#### WORK INSTRUCTIONS:
Using the data below, copy each line that includes the word "Three".

*** RECORDS SHOWN ***

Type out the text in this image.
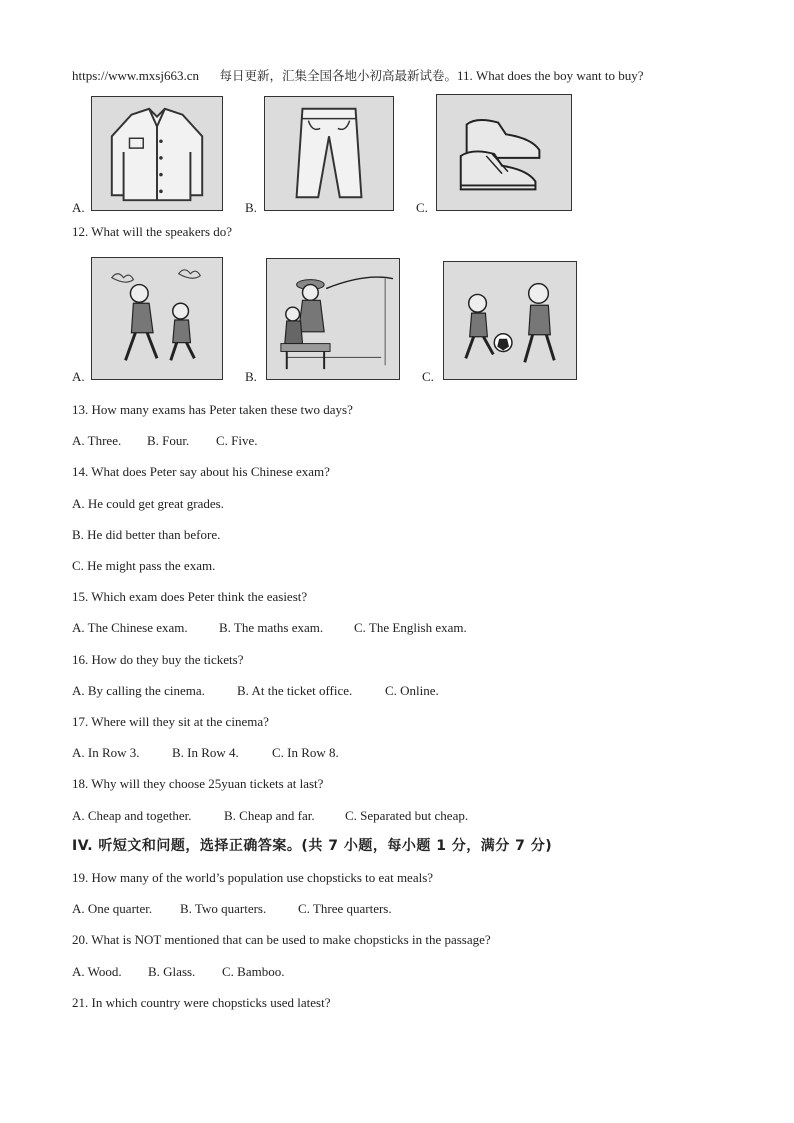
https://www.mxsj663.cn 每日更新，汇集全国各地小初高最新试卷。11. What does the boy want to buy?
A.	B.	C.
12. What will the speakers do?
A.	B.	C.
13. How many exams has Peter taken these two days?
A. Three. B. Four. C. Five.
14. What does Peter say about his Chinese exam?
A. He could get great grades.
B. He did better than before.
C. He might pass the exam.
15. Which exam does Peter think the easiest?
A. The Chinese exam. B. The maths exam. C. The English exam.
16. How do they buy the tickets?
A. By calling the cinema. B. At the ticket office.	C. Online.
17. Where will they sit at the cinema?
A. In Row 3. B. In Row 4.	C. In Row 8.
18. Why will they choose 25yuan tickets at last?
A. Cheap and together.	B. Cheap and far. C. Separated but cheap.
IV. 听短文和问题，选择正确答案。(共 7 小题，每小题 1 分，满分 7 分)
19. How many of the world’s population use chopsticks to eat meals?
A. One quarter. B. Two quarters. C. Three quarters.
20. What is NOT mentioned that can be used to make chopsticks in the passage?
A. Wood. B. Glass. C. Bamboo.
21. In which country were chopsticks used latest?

***
*** RECORDS SHOWN ***

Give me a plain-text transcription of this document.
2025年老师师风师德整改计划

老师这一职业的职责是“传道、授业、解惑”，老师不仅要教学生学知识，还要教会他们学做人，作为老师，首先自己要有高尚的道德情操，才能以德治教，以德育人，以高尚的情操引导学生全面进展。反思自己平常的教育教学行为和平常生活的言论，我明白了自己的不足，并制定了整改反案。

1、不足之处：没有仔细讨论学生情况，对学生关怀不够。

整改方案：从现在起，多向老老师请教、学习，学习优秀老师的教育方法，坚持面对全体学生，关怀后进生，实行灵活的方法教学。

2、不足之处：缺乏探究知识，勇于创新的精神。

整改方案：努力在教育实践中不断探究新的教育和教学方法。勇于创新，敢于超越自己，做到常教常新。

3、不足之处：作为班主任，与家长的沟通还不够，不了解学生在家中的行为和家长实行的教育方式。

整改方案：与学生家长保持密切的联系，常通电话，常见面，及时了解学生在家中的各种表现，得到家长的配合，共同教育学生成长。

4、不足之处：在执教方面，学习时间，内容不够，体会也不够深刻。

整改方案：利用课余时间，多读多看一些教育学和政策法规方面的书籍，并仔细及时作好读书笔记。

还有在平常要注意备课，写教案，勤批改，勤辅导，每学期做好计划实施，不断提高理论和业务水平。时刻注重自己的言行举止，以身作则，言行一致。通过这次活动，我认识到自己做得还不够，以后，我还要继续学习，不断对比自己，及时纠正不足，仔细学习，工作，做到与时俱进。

***

#### EXPECTED ANSWER:
A. Three. B. Four. C. Five.
A. One quarter. B. Two quarters. C. Three quarters.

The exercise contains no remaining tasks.